GOAL -
Please output every line of the material as it stands, without the pictures.

--- start GIVEN DATA ---

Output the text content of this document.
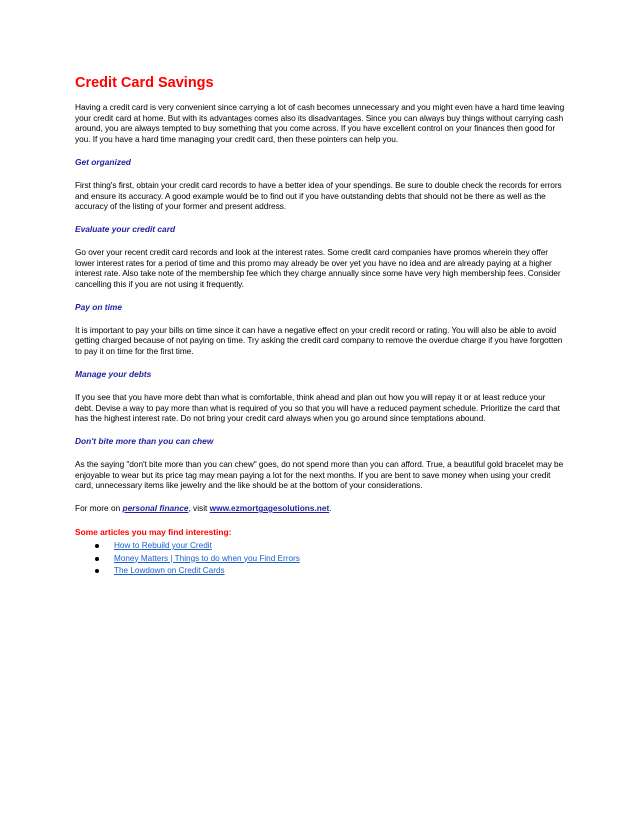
Credit Card Savings

Having a credit card is very convenient since carrying a lot of cash becomes unnecessary and you might even have a hard time leaving your credit card at home. But with its advantages comes also its disadvantages. Since you can always buy things without carrying cash around, you are always tempted to buy something that you come across. If you have excellent control on your finances then good for you. If you have a hard time managing your credit card, then these pointers can help you.

Get organized

First thing's first, obtain your credit card records to have a better idea of your spendings. Be sure to double check the records for errors and ensure its accuracy. A good example would be to find out if you have outstanding debts that should not be there as well as the accuracy of the listing of your former and present address.

Evaluate your credit card

Go over your recent credit card records and look at the interest rates. Some credit card companies have promos wherein they offer lower interest rates for a period of time and this promo may already be over yet you have no idea and are already paying at a higher interest rate. Also take note of the membership fee which they charge annually since some have very high membership fees. Consider cancelling this if you are not using it frequently.

Pay on time

It is important to pay your bills on time since it can have a negative effect on your credit record or rating. You will also be able to avoid getting charged because of not paying on time. Try asking the credit card company to remove the overdue charge if you have forgotten to pay it on time for the first time.

Manage your debts

If you see that you have more debt than what is comfortable, think ahead and plan out how you will repay it or at least reduce your debt. Devise a way to pay more than what is required of you so that you will have a reduced payment schedule. Prioritize the card that has the highest interest rate. Do not bring your credit card always when you go around since temptations abound.

Don't bite more than you can chew

As the saying "don't bite more than you can chew" goes, do not spend more than you can afford. True, a beautiful gold bracelet may be enjoyable to wear but its price tag may mean paying a lot for the next months. If you are bent to save money when using your credit card, unnecessary items like jewelry and the like should be at the bottom of your considerations.

For more on personal finance, visit www.ezmortgagesolutions.net.

Some articles you may find interesting:
How to Rebuild your Credit
Money Matters | Things to do when you Find Errors
The Lowdown on Credit Cards
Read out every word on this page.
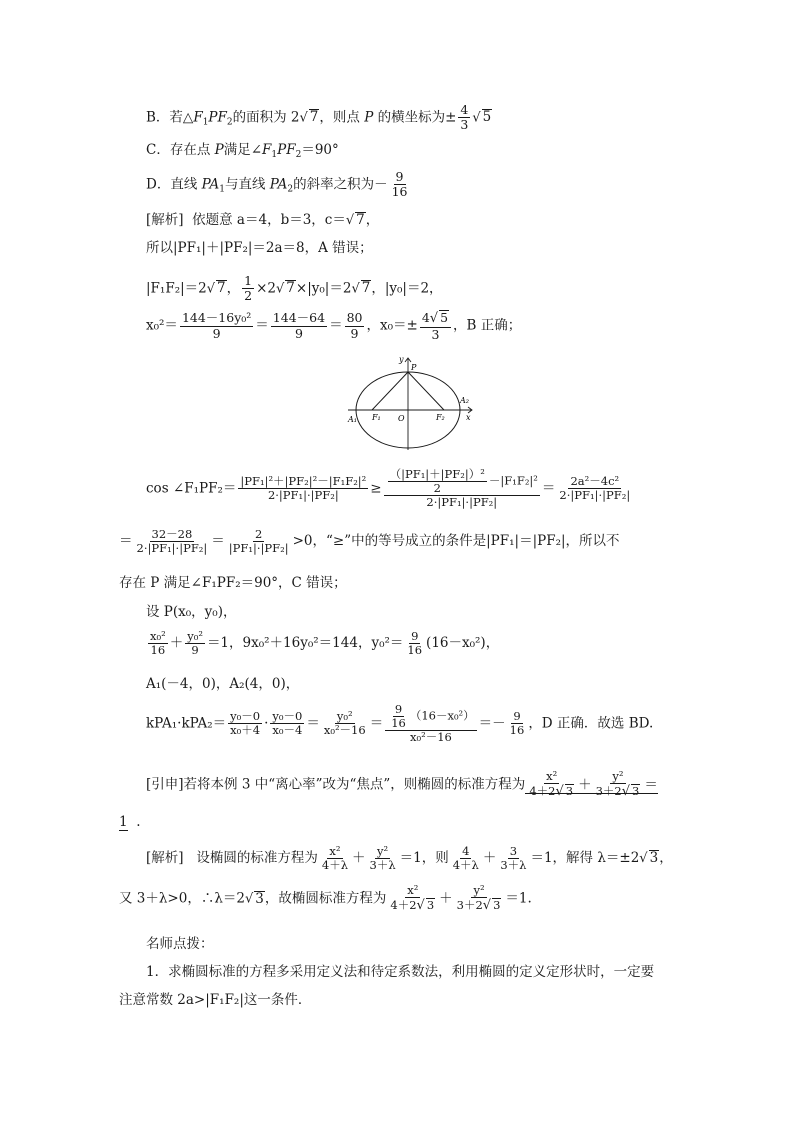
B．若$\triangle F_1PF_2$的面积为 2√ 7，则点 P 的横坐标为± $\frac{4}{3}$ √ 5
C．存在点 P满足$\angle F_1PF_2=90^\circ$
D．直线 $PA_1$与直线 $PA_2$的斜率之积为－ $\frac{9}{16}$
[解析] 依题意 a＝4，b＝3，c＝√ 7，
所以|PF₁|＋|PF₂|＝2a＝8，A 错误；
|F₁F₂|＝2√ 7， $\frac{1}{2} \times 2√$ 7×|y₀|＝2√ 7，|y₀|＝2，
$x_0^2= \frac{\text{144－16y₀²}}{9} = \frac{144-64}{9} = \frac{80}{9}$ ，$x_0=\pm \frac{4√ 5}{3}$ ，B 正确；
y
P
A₁ F₁ O	F₂
A₂
x
cos ∠F₁PF₂＝ $\frac{\text{|PF₁|²＋|PF₂|²－|F₁F₂|²}}{\text{2·|PF₁|·|PF₂|}} \ge \frac{\frac{\text{（|PF₁|＋|PF₂|）²}}{2} -|F_1F_2|^2}{\text{2·|PF₁|·|PF₂|}} = \frac{\text{2a²－4c²}}{\text{2·|PF₁|·|PF₂|}}$
＝ $\frac{32-28}{\text{2·|PF₁|·|PF₂|}} = \frac{2}{\text{|PF₁|·|PF₂|}} >0$，“≥”中的等号成立的条件是|PF₁|＝|PF₂|，所以不
存在 P 满足∠F₁PF₂＝90°，C 错误；
设 P(x₀，y₀)，
$\frac{\text{x₀²}}{16} + \frac{\text{y₀²}}{9} =1$，9x₀²＋16y₀²＝144，$y_0^2= \frac{9}{16} (16-x_0^2)$，
A₁(－4，0)，A₂(4，0)，
$kPA_1\cdot kPA_2= \frac{\text{y₀－0}}{\text{x₀＋4}} \cdot \frac{\text{y₀－0}}{\text{x₀－4}} = \frac{\text{y₀²}}{\text{x₀²－16}} = \frac{\frac{9}{16} (16-x_0^2)}{\text{x₀²－16}} =- \frac{9}{16}$ ，D 正确．故选 BD.
[引申]若将本例 3 中“离心率”改为“焦点”，则椭圆的标准方程为 $\frac{\text{x²}}{4+2√ 3} + \frac{\text{y²}}{3+2√ 3}$ ＝
1 .
[解析] 设椭圆的标准方程为 $\frac{\text{x²}}{4+\lambda} + \frac{\text{y²}}{3+\lambda} =1$，则 $\frac{4}{4+\lambda} + \frac{3}{3+\lambda} =1$，解得 λ＝±2√ 3，
又 3＋λ>0，∴λ＝2√ 3，故椭圆标准方程为 $\frac{\text{x²}}{4+2√ 3} + \frac{\text{y²}}{3+2√ 3} =1$.
名师点拨：
1．求椭圆标准的方程多采用定义法和待定系数法，利用椭圆的定义定形状时，一定要
注意常数 2a>|F₁F₂|这一条件．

--- end GIVEN DATA ---

RESULT -
Output the text content of this document.
Credit Card Savings

Having a credit card is very convenient since carrying a lot of cash becomes unnecessary and you might even have a hard time leaving your credit card at home. But with its advantages comes also its disadvantages. Since you can always buy things without carrying cash around, you are always tempted to buy something that you come across. If you have excellent control on your finances then good for you. If you have a hard time managing your credit card, then these pointers can help you.

Get organized

First thing's first, obtain your credit card records to have a better idea of your spendings. Be sure to double check the records for errors and ensure its accuracy. A good example would be to find out if you have outstanding debts that should not be there as well as the accuracy of the listing of your former and present address.

Evaluate your credit card

Go over your recent credit card records and look at the interest rates. Some credit card companies have promos wherein they offer lower interest rates for a period of time and this promo may already be over yet you have no idea and are already paying at a higher interest rate. Also take note of the membership fee which they charge annually since some have very high membership fees. Consider cancelling this if you are not using it frequently.

Pay on time

It is important to pay your bills on time since it can have a negative effect on your credit record or rating. You will also be able to avoid getting charged because of not paying on time. Try asking the credit card company to remove the overdue charge if you have forgotten to pay it on time for the first time.

Manage your debts

If you see that you have more debt than what is comfortable, think ahead and plan out how you will repay it or at least reduce your debt. Devise a way to pay more than what is required of you so that you will have a reduced payment schedule. Prioritize the card that has the highest interest rate. Do not bring your credit card always when you go around since temptations abound.

Don't bite more than you can chew

As the saying "don't bite more than you can chew" goes, do not spend more than you can afford. True, a beautiful gold bracelet may be enjoyable to wear but its price tag may mean paying a lot for the next months. If you are bent to save money when using your credit card, unnecessary items like jewelry and the like should be at the bottom of your considerations.

For more on personal finance, visit www.ezmortgagesolutions.net.

Some articles you may find interesting:
How to Rebuild your Credit
Money Matters | Things to do when you Find Errors
The Lowdown on Credit Cards
Read out every word on this page.
B．若$\triangle F_1PF_2$的面积为 2√ 7，则点 P 的横坐标为± $\frac{4}{3}$ √ 5
C．存在点 P满足$\angle F_1PF_2=90^\circ$
D．直线 $PA_1$与直线 $PA_2$的斜率之积为－ $\frac{9}{16}$
[解析] 依题意 a＝4，b＝3，c＝√ 7，
所以|PF₁|＋|PF₂|＝2a＝8，A 错误；
|F₁F₂|＝2√ 7， $\frac{1}{2} \times 2√$ 7×|y₀|＝2√ 7，|y₀|＝2，
$x_0^2= \frac{\text{144－16y₀²}}{9} = \frac{144-64}{9} = \frac{80}{9}$ ，$x_0=\pm \frac{4√ 5}{3}$ ，B 正确；
y
P
A₁ F₁ O	F₂
A₂
x
cos ∠F₁PF₂＝ $\frac{\text{|PF₁|²＋|PF₂|²－|F₁F₂|²}}{\text{2·|PF₁|·|PF₂|}} \ge \frac{\frac{\text{（|PF₁|＋|PF₂|）²}}{2} -|F_1F_2|^2}{\text{2·|PF₁|·|PF₂|}} = \frac{\text{2a²－4c²}}{\text{2·|PF₁|·|PF₂|}}$
＝ $\frac{32-28}{\text{2·|PF₁|·|PF₂|}} = \frac{2}{\text{|PF₁|·|PF₂|}} >0$，“≥”中的等号成立的条件是|PF₁|＝|PF₂|，所以不
存在 P 满足∠F₁PF₂＝90°，C 错误；
设 P(x₀，y₀)，
$\frac{\text{x₀²}}{16} + \frac{\text{y₀²}}{9} =1$，9x₀²＋16y₀²＝144，$y_0^2= \frac{9}{16} (16-x_0^2)$，
A₁(－4，0)，A₂(4，0)，
$kPA_1\cdot kPA_2= \frac{\text{y₀－0}}{\text{x₀＋4}} \cdot \frac{\text{y₀－0}}{\text{x₀－4}} = \frac{\text{y₀²}}{\text{x₀²－16}} = \frac{\frac{9}{16} (16-x_0^2)}{\text{x₀²－16}} =- \frac{9}{16}$ ，D 正确．故选 BD.
[引申]若将本例 3 中“离心率”改为“焦点”，则椭圆的标准方程为 $\frac{\text{x²}}{4+2√ 3} + \frac{\text{y²}}{3+2√ 3}$ ＝
1 .
[解析] 设椭圆的标准方程为 $\frac{\text{x²}}{4+\lambda} + \frac{\text{y²}}{3+\lambda} =1$，则 $\frac{4}{4+\lambda} + \frac{3}{3+\lambda} =1$，解得 λ＝±2√ 3，
又 3＋λ>0，∴λ＝2√ 3，故椭圆标准方程为 $\frac{\text{x²}}{4+2√ 3} + \frac{\text{y²}}{3+2√ 3} =1$.
名师点拨：
1．求椭圆标准的方程多采用定义法和待定系数法，利用椭圆的定义定形状时，一定要
注意常数 2a>|F₁F₂|这一条件．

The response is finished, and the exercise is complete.